● **PASSAGE**
──────

The Ziegler House, also known as the Ziegler/Pitcher House, is a historic house at 623 Grant Street in Ketchikan, Alaska.  It is a two-story wood frame residence, set on a hillside.  It is roughly rectangular in shape, with a hip roof with clipped-gable ends.  The house was built as a relatively small structure in 1911, and underwent a significant expansion in 1922 to achieve its present appearance.  The house has been the longtime home of members of the locally prominent Ziegler family, and was built by Adolph Holton Ziegler (1889-1970) who served as mayor of Ketchikan and in the territorial legislature.  His son, Robert Holton Ziegler, became a prominent local lawyer, serving in the territorial and then state legislatures.

The house was listed on the National Register of Historic Places in 1985.

──────

● **WHAT THE EXERCISE ASKS**
Write out the passage about the Ziegler House word for word, between "The Ziegler House, also" and "Places in 1985.", inclusive.

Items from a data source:
──────

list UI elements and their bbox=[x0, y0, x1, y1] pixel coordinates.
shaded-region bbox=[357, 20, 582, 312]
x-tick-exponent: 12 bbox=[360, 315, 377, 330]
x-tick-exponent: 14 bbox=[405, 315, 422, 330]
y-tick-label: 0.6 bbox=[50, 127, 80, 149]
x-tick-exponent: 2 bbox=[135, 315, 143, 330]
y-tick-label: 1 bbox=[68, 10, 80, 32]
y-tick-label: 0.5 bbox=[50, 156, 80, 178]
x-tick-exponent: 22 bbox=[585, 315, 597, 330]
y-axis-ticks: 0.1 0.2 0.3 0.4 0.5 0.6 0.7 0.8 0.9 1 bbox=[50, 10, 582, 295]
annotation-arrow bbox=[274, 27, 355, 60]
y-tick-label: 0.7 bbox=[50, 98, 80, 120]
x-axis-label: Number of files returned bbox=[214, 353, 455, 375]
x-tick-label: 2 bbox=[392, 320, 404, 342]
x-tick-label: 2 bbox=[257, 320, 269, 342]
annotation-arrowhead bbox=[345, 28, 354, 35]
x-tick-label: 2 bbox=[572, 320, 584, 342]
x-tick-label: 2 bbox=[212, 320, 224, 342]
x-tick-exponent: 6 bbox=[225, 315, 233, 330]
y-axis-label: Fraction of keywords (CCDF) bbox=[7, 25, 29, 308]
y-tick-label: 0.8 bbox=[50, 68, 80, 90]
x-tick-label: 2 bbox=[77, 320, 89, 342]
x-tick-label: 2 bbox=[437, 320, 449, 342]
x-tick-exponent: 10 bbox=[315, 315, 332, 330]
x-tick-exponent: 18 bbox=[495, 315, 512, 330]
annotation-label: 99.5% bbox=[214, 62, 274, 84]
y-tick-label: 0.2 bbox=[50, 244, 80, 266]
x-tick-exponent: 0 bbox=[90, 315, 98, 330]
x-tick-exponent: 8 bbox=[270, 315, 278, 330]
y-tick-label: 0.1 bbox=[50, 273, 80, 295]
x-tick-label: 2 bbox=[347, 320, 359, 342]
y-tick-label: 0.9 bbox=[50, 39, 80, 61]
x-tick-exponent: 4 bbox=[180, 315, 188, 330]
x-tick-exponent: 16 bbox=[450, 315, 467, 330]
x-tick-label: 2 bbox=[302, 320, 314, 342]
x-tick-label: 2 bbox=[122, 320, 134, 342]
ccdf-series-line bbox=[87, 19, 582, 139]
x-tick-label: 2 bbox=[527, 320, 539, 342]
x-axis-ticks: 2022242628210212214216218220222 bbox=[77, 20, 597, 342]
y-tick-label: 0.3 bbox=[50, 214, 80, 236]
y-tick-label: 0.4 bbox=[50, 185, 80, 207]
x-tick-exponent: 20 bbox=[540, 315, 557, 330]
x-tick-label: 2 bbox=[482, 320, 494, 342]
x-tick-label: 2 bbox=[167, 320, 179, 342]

──────

● **ANSWER TO THE PROBLEM**
The Ziegler House, also known as the Ziegler/Pitcher House, is a historic house at 623 Grant Street in Ketchikan, Alaska.  It is a two-story wood frame residence, set on a hillside.  It is roughly rectangular in shape, with a hip roof with clipped-gable ends.  The house was built as a relatively small structure in 1911, and underwent a significant expansion in 1922 to achieve its present appearance.  The house has been the longtime home of members of the locally prominent Ziegler family, and was built by Adolph Holton Ziegler (1889-1970) who served as mayor of Ketchikan and in the territorial legislature.  His son, Robert Holton Ziegler, became a prominent local lawyer, serving in the territorial and then state legislatures.

The house was listed on the National Register of Historic Places in 1985.